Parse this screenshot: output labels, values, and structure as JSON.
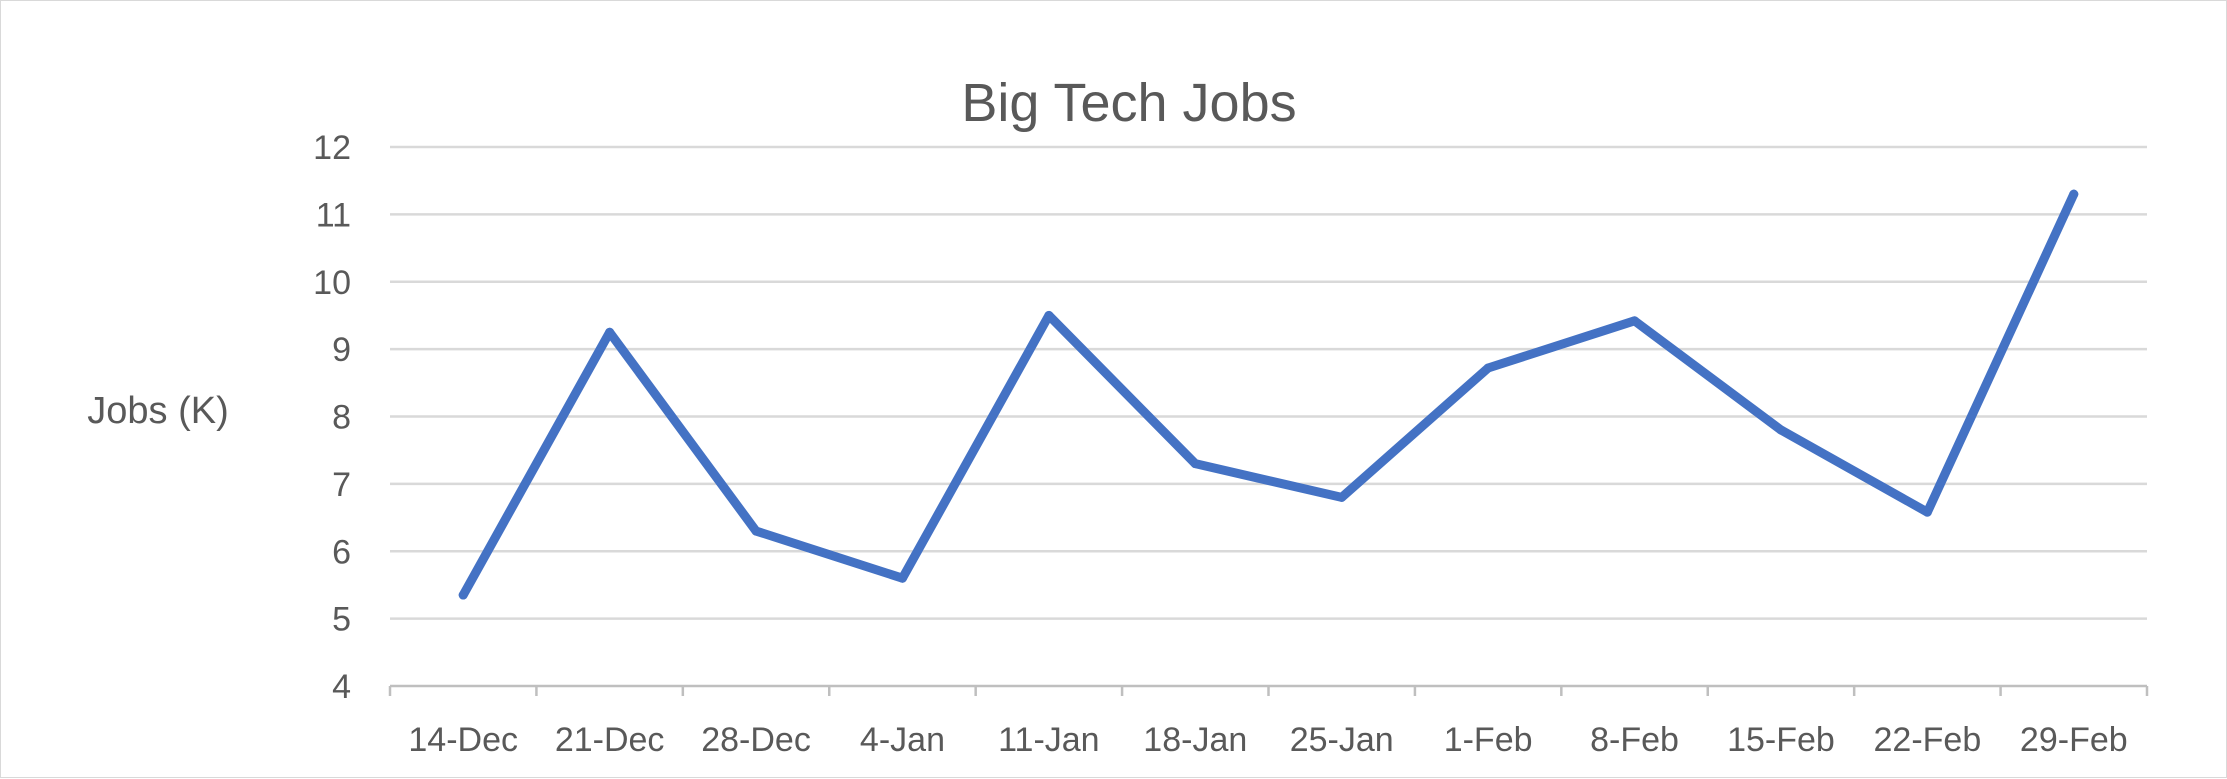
{
  "chart_data": {
    "type": "line",
    "title": "Big Tech Jobs",
    "xlabel": "",
    "ylabel": "Jobs (K)",
    "categories": [
      "14-Dec",
      "21-Dec",
      "28-Dec",
      "4-Jan",
      "11-Jan",
      "18-Jan",
      "25-Jan",
      "1-Feb",
      "8-Feb",
      "15-Feb",
      "22-Feb",
      "29-Feb"
    ],
    "series": [
      {
        "values": [
          5.35,
          9.25,
          6.3,
          5.6,
          9.5,
          7.3,
          6.8,
          8.72,
          9.42,
          7.8,
          6.58,
          11.3
        ],
        "color": "#4472C4"
      }
    ],
    "ylim": [
      4,
      12
    ],
    "yticks": [
      4,
      5,
      6,
      7,
      8,
      9,
      10,
      11,
      12
    ],
    "grid": true,
    "legend": "none"
  }
}
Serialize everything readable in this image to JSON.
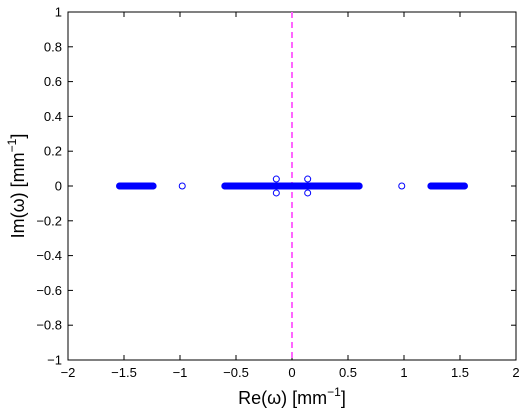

Task prompt -
Omit pictures; set down the rest of the material word for word.

Solution for this exercise -
Parse this screenshot: output labels, values, and structure as JSON.
{
  "chart_data": {
    "type": "line",
    "title": "Big Tech Jobs",
    "xlabel": "",
    "ylabel": "Jobs (K)",
    "categories": [
      "14-Dec",
      "21-Dec",
      "28-Dec",
      "4-Jan",
      "11-Jan",
      "18-Jan",
      "25-Jan",
      "1-Feb",
      "8-Feb",
      "15-Feb",
      "22-Feb",
      "29-Feb"
    ],
    "series": [
      {
        "values": [
          5.35,
          9.25,
          6.3,
          5.6,
          9.5,
          7.3,
          6.8,
          8.72,
          9.42,
          7.8,
          6.58,
          11.3
        ],
        "color": "#4472C4"
      }
    ],
    "ylim": [
      4,
      12
    ],
    "yticks": [
      4,
      5,
      6,
      7,
      8,
      9,
      10,
      11,
      12
    ],
    "grid": true,
    "legend": "none"
  }
}
Serialize everything readable in this image to JSON.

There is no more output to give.